Do this. For the records below, say how many lines contain the string "spectrometry". Give the number only.

(Dataset items)
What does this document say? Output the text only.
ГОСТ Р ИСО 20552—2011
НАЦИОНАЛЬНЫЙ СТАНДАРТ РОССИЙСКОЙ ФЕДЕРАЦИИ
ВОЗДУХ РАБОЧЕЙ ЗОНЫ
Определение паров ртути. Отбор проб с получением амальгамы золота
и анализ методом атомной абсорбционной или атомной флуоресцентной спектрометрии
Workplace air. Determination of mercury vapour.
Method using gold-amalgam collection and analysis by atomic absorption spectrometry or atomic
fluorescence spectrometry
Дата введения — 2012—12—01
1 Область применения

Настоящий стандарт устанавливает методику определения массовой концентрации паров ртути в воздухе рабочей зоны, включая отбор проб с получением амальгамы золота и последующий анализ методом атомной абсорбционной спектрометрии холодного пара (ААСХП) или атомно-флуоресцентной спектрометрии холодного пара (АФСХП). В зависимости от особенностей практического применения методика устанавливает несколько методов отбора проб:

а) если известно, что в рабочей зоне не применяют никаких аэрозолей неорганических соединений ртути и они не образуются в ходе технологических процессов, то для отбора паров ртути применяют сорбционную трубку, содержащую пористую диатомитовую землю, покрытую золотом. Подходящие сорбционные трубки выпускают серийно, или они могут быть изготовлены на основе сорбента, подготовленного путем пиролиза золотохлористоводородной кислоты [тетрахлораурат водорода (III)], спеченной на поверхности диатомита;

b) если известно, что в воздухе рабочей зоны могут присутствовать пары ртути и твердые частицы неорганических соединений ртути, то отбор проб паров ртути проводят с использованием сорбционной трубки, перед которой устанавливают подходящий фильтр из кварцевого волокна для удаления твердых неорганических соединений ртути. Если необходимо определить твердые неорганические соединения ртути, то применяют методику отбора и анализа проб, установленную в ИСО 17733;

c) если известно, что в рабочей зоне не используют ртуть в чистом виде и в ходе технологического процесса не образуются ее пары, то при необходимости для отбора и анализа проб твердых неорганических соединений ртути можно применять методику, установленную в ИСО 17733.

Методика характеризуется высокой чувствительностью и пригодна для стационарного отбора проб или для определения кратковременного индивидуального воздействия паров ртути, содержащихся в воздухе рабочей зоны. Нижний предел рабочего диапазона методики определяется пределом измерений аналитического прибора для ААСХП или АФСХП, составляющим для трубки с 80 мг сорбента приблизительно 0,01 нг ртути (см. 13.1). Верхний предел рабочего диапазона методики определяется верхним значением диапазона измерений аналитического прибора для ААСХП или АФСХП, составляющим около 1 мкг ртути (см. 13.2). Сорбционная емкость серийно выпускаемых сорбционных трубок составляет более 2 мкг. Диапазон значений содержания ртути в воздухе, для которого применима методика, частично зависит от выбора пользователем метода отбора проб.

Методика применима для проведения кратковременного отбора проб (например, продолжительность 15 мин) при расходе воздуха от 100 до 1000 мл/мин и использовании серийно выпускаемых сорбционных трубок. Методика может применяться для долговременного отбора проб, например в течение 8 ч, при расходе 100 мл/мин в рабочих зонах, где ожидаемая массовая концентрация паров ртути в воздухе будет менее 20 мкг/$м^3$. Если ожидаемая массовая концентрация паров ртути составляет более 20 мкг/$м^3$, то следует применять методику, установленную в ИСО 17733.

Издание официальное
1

Answer to the problem. 2